EXERCISE TASK:
Copy the data below exactly.
======
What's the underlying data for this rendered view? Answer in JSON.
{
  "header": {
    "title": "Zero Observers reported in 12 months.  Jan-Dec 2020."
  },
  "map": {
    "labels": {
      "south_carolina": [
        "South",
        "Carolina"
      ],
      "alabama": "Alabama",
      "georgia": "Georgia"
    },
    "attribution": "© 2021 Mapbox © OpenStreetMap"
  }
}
======
COMPLETE RESPONSE:
What's the underlying data for this rendered view? Answer in JSON.
{
  "header": {
    "title": "Zero Observers reported in 12 months.  Jan-Dec 2020."
  },
  "map": {
    "labels": {
      "south_carolina": [
        "South",
        "Carolina"
      ],
      "alabama": "Alabama",
      "georgia": "Georgia"
    },
    "attribution": "© 2021 Mapbox © OpenStreetMap"
  }
}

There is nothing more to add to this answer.